[START OF GIVEN RECORDS]

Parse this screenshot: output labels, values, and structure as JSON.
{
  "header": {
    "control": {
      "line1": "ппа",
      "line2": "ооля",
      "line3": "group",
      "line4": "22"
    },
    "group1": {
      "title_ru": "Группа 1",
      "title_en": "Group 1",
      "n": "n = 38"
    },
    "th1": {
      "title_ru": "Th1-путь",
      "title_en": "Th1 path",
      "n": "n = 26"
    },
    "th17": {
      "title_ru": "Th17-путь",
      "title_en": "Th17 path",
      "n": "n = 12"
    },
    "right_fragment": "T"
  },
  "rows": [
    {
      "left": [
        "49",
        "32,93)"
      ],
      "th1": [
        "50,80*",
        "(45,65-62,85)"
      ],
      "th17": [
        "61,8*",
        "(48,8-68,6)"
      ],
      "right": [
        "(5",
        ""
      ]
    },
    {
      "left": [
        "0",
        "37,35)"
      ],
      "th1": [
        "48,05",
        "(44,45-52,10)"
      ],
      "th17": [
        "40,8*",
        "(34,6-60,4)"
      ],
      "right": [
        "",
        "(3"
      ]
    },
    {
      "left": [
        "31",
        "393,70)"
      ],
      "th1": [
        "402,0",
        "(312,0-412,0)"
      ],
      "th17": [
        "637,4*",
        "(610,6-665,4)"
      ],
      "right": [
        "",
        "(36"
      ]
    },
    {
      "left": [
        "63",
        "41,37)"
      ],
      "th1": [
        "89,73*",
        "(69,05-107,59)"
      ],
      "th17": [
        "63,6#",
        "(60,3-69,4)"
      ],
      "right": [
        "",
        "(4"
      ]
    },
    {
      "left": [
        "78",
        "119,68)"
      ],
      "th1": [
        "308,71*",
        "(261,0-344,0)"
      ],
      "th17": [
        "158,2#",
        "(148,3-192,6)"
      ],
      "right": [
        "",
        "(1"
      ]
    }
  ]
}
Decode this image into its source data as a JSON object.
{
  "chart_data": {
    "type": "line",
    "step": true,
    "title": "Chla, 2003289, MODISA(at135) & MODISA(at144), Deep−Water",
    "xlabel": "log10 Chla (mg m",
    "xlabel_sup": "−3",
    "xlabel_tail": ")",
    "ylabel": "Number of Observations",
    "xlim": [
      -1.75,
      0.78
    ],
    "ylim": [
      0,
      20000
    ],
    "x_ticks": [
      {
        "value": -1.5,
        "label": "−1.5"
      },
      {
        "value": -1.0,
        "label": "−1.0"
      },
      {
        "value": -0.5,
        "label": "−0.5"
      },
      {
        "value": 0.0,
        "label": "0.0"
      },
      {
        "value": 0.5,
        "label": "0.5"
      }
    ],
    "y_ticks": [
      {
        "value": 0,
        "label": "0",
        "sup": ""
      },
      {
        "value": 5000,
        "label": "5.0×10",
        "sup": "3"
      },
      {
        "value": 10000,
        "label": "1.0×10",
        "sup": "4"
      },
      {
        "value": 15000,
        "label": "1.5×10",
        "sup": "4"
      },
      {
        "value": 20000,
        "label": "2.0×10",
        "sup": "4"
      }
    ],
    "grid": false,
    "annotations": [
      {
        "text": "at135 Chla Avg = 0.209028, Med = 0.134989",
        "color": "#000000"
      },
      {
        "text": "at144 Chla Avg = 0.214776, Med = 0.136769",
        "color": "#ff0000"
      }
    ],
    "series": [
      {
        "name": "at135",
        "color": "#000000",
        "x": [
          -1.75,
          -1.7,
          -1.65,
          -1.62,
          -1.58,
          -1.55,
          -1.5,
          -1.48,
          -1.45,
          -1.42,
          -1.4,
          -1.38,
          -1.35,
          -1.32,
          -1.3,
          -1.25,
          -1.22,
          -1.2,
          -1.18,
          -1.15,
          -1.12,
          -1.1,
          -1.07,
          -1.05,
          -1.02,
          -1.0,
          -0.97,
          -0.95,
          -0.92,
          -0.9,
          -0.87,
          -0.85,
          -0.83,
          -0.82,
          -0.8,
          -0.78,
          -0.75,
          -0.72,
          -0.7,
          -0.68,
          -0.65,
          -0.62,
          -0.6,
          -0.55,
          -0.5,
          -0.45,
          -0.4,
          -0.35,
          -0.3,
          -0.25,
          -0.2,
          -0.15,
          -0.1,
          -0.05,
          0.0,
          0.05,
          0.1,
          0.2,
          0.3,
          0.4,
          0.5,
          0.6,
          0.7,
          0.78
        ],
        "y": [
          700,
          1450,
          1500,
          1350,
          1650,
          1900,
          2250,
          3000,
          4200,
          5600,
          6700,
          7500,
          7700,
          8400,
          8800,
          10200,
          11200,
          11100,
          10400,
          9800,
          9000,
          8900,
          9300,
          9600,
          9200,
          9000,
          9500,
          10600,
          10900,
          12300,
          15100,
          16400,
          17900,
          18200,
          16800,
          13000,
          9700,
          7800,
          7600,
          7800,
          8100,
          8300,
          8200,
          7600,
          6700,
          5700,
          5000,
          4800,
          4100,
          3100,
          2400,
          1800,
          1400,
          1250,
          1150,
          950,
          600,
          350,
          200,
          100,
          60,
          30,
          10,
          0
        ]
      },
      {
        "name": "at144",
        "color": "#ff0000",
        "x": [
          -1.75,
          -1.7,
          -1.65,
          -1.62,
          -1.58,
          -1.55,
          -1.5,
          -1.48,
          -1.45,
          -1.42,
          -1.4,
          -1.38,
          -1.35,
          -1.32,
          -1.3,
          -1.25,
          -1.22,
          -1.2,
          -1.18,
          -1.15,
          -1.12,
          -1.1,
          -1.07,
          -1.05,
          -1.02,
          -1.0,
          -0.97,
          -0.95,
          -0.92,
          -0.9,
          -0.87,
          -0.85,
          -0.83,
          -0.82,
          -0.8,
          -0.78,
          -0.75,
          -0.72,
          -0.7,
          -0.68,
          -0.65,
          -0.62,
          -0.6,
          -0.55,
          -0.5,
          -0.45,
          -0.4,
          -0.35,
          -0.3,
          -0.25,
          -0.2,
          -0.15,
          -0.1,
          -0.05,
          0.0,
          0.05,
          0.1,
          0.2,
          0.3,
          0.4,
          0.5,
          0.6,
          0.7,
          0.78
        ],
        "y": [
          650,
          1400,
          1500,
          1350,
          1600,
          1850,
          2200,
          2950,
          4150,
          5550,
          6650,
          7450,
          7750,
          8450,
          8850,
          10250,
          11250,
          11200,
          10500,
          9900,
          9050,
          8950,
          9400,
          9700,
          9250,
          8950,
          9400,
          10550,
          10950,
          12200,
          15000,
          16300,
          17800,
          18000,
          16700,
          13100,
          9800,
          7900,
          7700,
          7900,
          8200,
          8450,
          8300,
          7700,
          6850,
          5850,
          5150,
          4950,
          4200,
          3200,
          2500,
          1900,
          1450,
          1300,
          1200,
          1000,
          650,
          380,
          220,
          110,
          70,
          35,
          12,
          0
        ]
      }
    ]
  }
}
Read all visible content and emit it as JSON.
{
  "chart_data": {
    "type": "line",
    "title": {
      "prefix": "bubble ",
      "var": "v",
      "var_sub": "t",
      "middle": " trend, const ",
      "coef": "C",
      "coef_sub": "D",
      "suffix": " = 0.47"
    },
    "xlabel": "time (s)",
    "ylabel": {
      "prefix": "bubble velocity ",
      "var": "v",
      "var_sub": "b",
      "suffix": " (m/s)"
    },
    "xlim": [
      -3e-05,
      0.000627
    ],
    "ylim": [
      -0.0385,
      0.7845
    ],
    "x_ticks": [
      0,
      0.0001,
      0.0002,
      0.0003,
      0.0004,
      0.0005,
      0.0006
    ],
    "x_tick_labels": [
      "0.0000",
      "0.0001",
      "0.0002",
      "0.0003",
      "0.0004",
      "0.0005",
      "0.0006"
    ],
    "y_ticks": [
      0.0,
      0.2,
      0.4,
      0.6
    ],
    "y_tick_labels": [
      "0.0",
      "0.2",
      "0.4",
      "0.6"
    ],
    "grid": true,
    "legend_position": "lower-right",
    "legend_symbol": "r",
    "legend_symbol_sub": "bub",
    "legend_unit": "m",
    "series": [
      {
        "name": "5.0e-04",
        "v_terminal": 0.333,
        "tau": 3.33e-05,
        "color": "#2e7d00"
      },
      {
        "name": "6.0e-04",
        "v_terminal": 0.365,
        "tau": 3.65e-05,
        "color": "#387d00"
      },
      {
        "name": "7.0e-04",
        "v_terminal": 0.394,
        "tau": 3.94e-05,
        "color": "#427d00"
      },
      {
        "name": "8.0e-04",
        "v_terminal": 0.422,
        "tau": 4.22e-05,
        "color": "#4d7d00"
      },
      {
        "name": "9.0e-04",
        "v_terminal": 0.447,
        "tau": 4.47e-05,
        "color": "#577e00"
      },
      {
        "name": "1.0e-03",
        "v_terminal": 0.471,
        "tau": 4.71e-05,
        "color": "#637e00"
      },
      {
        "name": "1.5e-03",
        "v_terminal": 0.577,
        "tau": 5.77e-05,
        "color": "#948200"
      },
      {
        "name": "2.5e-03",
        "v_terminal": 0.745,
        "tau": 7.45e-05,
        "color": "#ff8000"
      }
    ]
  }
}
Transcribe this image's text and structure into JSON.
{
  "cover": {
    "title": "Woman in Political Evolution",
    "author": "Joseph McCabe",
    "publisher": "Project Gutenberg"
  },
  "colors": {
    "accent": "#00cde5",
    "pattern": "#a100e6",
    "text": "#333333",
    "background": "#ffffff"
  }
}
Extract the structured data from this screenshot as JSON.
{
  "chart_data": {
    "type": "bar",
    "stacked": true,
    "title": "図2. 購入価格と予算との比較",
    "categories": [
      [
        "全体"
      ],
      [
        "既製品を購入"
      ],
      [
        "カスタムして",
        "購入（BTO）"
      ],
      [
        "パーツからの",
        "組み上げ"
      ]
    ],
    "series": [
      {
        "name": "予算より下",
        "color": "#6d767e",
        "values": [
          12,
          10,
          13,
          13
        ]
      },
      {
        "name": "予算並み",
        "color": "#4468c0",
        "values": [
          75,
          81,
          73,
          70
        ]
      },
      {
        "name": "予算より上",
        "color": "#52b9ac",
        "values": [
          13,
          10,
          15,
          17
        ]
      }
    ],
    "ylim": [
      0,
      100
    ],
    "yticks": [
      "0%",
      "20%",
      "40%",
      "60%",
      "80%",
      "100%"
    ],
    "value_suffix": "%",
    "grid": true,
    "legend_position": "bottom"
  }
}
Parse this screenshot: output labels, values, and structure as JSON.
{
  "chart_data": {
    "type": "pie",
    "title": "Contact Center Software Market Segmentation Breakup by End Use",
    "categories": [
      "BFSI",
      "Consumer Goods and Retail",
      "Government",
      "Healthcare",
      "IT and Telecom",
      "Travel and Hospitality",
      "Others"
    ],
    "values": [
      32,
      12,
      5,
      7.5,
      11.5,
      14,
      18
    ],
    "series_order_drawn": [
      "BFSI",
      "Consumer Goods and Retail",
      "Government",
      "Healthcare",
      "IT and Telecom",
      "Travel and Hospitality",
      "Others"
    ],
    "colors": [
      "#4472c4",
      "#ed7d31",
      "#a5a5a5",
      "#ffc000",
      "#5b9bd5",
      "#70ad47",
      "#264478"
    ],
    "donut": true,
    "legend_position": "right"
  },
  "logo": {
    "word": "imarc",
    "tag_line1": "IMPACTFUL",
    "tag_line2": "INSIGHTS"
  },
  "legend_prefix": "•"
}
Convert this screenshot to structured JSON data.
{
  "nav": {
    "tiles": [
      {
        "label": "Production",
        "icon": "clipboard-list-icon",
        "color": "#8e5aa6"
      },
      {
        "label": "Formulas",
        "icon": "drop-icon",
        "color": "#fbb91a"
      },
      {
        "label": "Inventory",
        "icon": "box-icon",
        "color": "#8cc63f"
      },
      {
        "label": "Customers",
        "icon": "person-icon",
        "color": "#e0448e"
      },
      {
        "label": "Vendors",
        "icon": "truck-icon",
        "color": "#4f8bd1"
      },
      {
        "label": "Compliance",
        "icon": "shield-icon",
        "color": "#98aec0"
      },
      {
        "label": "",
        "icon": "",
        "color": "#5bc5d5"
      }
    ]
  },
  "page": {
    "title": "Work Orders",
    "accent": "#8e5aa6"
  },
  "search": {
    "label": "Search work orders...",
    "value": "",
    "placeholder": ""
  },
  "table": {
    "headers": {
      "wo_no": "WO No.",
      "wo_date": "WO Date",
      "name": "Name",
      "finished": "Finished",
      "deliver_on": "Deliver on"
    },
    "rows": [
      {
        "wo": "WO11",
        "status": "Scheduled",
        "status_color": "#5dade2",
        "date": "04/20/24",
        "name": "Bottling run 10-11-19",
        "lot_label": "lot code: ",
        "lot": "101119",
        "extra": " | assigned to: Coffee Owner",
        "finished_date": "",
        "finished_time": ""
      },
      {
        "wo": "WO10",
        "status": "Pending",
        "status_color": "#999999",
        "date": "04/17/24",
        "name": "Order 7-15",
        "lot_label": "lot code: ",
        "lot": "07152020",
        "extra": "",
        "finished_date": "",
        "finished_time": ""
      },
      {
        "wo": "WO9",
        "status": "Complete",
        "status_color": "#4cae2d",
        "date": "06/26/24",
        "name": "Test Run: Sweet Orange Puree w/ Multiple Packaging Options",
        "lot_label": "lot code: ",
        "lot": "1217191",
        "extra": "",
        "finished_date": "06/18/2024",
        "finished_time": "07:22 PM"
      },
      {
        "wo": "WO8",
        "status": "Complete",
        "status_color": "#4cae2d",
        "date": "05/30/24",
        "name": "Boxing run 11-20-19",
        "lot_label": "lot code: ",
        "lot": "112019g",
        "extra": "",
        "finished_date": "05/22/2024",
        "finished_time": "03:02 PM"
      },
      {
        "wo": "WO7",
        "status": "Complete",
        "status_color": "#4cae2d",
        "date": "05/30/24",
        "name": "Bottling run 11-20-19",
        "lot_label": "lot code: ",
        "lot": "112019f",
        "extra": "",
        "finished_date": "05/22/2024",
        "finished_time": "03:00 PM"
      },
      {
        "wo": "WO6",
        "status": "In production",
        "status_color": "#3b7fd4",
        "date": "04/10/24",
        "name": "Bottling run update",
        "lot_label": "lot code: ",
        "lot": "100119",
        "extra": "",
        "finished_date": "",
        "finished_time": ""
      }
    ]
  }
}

[END OF GIVEN RECORDS]

### [WRITTEN PROBLEM]
Copy every line above that includes the string "text".

### [COMPLETE OUTPUT]
        "text": "at135 Chla Avg = 0.209028, Med = 0.134989",
        "text": "at144 Chla Avg = 0.214776, Med = 0.136769",
Transcribe this image's text and structure into JSON.
    "text": "#333333",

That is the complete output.